(Records of where elements appear)
______________________________
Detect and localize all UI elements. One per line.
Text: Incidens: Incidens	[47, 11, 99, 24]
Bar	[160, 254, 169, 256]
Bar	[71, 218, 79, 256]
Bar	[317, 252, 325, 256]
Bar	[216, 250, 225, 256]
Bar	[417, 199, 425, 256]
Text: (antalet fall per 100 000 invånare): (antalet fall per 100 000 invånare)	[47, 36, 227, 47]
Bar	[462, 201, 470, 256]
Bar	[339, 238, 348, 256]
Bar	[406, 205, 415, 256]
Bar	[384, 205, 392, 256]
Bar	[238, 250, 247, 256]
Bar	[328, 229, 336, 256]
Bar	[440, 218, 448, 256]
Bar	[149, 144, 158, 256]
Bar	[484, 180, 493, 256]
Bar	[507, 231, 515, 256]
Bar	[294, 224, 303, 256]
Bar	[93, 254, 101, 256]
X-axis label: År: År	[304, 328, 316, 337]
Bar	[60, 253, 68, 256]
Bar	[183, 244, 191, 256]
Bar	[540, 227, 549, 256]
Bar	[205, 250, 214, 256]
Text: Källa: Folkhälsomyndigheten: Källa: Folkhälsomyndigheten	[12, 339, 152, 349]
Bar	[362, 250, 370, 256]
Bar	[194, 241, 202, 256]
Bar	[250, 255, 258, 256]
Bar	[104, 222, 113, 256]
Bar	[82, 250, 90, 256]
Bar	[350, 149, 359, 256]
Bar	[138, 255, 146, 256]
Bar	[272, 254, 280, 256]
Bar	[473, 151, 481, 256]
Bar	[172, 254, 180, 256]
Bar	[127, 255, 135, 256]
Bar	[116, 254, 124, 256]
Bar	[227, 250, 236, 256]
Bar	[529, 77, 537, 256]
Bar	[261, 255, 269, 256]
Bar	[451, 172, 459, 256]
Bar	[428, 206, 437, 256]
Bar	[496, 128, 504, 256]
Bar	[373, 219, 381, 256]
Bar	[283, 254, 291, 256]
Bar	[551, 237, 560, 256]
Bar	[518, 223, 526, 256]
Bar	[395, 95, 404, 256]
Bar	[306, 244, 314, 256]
______________________________
List every line of the listing above that contains the string "Text".

Text: Incidens: Incidens	[47, 11, 99, 24]
Text: (antalet fall per 100 000 invånare): (antalet fall per 100 000 invånare)	[47, 36, 227, 47]
Text: Källa: Folkhälsomyndigheten: Källa: Folkhälsomyndigheten	[12, 339, 152, 349]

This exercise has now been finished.